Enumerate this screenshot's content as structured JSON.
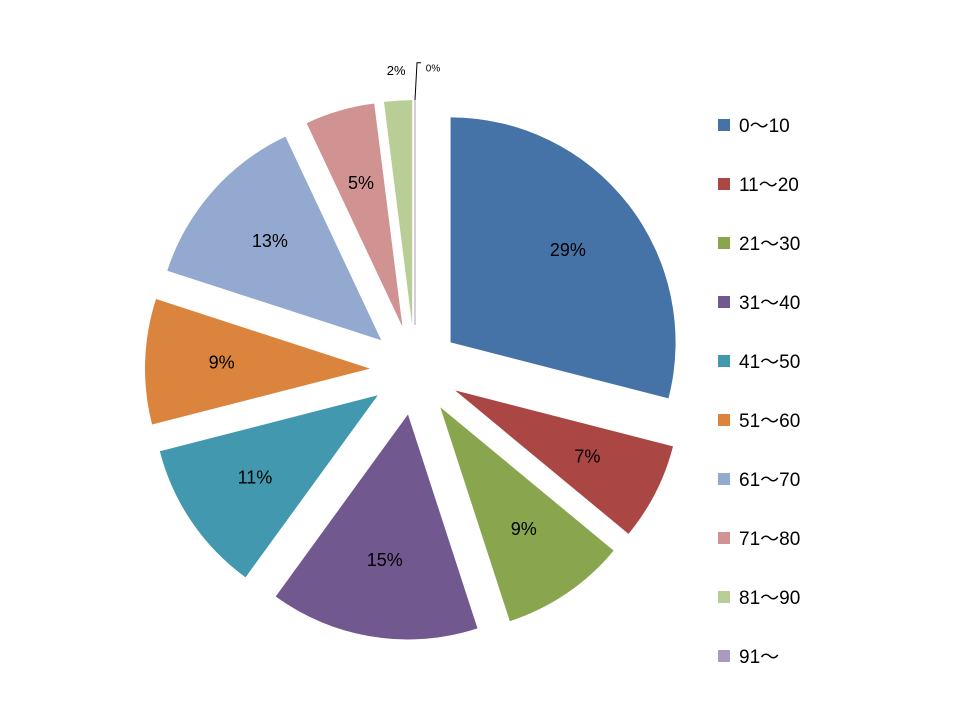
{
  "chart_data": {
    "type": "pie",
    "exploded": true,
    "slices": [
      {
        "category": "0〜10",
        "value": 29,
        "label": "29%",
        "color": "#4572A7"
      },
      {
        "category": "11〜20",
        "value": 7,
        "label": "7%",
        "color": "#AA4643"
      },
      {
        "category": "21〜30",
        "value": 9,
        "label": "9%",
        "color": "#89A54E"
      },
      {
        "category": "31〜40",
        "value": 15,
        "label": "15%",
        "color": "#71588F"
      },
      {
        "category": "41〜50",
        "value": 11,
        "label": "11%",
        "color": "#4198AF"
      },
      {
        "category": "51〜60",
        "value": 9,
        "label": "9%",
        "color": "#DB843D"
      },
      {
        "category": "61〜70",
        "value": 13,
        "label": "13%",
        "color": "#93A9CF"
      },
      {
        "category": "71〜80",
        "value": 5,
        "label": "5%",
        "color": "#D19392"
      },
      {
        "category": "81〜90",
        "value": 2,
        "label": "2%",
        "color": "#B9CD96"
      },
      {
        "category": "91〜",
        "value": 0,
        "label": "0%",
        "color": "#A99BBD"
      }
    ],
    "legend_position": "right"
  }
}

***

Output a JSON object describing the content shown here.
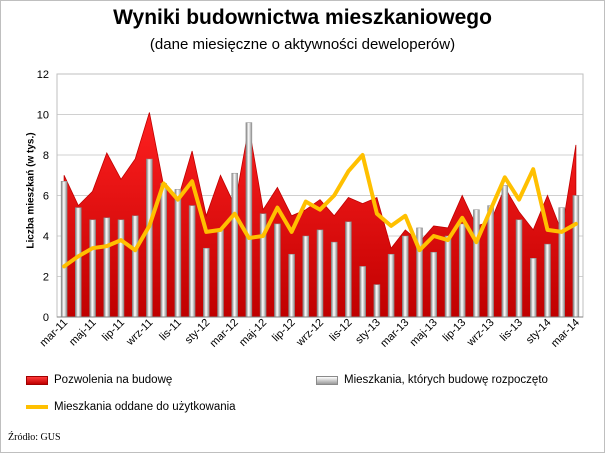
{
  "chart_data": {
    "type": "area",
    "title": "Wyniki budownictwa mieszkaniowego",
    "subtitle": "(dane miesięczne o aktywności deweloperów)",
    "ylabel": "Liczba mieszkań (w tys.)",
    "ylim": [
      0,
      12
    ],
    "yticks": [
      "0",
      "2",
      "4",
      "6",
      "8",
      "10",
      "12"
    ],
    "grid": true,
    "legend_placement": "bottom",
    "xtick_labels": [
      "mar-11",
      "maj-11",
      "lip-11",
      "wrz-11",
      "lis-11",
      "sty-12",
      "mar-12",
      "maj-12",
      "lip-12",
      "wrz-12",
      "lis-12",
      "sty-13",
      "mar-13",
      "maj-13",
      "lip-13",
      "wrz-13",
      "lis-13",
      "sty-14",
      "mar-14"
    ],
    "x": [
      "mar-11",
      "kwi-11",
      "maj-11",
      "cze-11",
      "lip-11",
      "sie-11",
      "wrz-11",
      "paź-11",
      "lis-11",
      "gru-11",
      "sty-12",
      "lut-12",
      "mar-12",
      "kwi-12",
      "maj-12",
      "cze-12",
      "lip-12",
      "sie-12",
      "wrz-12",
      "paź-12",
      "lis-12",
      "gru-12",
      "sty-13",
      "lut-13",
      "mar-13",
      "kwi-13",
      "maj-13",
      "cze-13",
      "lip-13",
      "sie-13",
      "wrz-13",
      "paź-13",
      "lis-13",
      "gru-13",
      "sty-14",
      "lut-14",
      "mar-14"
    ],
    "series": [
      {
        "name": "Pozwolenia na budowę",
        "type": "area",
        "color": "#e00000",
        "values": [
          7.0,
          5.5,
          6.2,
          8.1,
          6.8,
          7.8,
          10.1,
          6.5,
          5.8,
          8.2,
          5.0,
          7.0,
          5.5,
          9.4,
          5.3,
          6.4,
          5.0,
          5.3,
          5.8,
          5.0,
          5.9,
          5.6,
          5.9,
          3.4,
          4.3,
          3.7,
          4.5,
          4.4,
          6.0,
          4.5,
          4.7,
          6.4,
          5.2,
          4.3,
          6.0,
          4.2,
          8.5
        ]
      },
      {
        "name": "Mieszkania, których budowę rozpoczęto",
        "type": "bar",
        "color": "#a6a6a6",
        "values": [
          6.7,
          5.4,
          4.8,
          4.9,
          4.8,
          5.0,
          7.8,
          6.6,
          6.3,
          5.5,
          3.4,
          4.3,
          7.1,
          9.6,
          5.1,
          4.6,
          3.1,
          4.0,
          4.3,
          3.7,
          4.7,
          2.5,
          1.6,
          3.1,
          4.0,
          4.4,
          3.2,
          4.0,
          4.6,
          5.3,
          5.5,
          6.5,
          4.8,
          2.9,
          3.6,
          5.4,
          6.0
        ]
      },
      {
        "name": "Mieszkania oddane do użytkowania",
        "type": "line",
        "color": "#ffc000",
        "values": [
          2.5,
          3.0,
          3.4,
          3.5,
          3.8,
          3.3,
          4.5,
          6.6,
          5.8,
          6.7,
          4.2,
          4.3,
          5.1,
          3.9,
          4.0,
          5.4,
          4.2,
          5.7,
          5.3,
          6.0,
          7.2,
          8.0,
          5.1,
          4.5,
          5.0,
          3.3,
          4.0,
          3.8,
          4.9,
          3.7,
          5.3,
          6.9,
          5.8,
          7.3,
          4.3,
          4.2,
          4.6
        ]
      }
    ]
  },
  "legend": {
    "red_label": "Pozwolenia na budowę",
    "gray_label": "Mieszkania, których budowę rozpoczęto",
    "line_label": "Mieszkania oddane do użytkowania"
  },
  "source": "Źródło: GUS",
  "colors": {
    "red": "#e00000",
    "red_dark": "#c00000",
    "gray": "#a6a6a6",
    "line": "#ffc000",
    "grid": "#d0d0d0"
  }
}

***

WRITTEN TASK: Collect every line above that contains the word "budowę".

EXERCISE OUTPUT:
        "name": "Pozwolenia na budowę",
        "name": "Mieszkania, których budowę rozpoczęto",
    "red_label": "Pozwolenia na budowę",
    "gray_label": "Mieszkania, których budowę rozpoczęto",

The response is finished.